■ Exercise details: In the entries that follow, how many lines contain "Abschwächerschalter"? Answer with the number only.

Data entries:

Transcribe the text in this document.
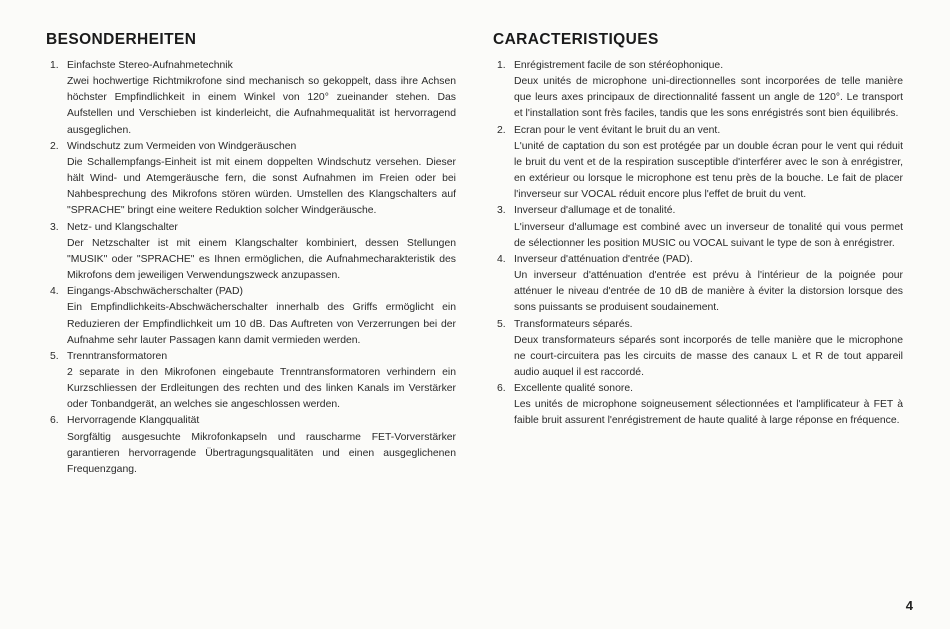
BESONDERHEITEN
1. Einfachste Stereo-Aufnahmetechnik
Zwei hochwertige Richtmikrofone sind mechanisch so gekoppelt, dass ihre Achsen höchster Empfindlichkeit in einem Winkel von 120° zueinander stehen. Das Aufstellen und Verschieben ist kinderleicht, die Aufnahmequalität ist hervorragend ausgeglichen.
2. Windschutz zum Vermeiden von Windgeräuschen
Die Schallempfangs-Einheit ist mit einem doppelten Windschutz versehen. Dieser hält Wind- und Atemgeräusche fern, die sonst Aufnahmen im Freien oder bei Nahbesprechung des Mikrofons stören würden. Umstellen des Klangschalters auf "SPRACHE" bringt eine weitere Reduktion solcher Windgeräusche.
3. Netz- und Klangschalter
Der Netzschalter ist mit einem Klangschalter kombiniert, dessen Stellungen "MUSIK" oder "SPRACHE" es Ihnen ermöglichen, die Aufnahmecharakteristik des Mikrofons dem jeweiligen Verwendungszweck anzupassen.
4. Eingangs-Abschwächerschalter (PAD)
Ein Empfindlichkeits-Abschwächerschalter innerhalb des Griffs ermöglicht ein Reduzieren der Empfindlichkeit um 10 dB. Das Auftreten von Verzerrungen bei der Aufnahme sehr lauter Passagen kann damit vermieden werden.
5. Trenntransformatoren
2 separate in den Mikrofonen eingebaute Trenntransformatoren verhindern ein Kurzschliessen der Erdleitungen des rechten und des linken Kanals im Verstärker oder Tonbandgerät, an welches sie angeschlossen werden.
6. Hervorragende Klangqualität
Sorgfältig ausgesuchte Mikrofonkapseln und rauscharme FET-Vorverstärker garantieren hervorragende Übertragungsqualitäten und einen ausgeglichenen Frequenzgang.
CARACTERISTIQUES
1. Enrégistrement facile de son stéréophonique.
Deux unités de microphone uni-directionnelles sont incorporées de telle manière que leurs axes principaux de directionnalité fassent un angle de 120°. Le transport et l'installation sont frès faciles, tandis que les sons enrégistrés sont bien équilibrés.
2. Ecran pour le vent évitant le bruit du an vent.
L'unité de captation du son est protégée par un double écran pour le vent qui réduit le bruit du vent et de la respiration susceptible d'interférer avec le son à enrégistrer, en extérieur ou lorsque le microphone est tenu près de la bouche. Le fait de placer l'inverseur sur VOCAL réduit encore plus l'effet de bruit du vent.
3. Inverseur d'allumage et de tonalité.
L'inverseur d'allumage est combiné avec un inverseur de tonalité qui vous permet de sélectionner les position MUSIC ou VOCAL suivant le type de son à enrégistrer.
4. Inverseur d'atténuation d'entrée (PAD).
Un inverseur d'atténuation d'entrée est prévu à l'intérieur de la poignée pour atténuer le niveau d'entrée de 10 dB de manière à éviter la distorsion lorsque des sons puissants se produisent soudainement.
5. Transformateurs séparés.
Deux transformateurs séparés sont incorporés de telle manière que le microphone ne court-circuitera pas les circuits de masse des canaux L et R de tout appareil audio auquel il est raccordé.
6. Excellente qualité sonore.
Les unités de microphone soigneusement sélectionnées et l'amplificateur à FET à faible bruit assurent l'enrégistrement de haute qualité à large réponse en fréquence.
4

--

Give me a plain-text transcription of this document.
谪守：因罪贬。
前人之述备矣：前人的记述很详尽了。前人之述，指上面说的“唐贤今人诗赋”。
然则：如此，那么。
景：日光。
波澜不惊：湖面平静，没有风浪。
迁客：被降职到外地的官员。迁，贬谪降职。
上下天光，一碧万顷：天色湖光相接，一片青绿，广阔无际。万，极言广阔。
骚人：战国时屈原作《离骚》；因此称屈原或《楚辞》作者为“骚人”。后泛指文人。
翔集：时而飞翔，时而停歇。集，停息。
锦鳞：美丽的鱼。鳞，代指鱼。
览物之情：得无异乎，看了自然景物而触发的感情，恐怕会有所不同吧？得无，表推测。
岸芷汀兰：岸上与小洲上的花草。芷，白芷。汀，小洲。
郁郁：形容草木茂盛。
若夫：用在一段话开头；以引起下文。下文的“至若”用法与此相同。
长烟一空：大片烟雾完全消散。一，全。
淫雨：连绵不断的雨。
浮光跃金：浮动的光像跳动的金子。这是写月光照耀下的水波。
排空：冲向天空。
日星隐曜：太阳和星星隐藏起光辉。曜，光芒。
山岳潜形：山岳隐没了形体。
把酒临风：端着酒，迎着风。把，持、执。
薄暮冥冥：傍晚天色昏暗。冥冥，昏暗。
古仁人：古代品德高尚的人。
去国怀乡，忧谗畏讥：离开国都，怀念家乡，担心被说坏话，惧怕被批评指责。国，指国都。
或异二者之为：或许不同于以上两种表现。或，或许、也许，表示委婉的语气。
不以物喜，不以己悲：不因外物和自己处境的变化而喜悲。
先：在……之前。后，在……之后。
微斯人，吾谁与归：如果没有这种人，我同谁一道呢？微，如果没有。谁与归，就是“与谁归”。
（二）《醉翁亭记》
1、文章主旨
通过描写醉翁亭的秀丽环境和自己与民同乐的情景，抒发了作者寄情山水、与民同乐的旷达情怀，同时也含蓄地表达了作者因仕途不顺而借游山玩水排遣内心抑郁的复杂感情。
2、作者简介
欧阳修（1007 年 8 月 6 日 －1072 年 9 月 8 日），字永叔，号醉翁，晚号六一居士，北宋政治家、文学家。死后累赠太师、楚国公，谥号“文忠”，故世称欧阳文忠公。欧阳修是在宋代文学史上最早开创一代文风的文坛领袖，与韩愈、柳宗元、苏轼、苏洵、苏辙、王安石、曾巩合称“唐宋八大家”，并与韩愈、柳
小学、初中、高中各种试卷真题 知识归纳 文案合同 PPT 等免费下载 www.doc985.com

■ Completed task: 2